▸ **Task to carry out**: Filter these entries so that only lines with the word "Split" remain.

▸ **Available data**:
-- start --
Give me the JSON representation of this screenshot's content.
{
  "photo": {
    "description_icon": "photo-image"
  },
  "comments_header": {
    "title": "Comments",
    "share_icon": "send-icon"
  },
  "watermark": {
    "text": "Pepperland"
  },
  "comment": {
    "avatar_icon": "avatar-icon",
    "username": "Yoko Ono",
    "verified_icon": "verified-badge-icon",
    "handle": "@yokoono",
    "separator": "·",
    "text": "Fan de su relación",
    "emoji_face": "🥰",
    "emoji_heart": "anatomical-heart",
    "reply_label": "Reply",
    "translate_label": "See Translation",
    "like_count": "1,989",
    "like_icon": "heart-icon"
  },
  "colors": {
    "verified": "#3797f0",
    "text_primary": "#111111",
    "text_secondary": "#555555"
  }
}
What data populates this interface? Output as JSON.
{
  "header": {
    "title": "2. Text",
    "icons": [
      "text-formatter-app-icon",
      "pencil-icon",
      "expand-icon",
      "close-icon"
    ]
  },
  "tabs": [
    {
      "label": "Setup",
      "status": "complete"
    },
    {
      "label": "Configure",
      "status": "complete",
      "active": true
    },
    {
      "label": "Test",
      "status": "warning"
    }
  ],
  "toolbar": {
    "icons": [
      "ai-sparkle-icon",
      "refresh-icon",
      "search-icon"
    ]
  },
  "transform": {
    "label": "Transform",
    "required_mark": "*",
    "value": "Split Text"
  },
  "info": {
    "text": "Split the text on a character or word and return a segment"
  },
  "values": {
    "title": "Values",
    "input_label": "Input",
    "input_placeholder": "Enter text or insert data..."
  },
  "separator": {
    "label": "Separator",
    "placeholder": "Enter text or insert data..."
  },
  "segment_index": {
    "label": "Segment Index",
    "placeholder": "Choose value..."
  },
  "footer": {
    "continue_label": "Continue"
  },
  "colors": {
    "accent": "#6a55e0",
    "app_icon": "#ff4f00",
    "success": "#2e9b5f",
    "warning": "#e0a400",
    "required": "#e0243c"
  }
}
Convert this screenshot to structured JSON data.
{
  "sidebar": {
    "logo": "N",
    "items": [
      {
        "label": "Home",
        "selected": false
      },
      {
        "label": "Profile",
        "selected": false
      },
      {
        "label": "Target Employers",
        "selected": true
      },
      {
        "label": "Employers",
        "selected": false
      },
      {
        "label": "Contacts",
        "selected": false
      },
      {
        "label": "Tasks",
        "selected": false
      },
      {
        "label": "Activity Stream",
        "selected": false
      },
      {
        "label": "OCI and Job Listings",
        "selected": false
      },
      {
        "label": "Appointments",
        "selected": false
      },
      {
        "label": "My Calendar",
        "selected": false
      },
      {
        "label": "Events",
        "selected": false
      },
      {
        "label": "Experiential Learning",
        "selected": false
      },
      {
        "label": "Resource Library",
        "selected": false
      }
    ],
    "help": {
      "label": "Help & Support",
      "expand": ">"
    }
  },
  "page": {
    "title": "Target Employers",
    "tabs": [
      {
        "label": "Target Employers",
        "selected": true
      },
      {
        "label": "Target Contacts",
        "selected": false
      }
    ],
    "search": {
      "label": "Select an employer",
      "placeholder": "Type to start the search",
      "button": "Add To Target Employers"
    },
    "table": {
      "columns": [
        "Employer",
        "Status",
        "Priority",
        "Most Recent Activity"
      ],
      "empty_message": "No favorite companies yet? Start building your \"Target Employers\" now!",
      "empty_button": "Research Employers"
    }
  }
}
-- end --
▸ **Answer**:
    "value": "Split Text"
    "text": "Split the text on a character or word and return a segment"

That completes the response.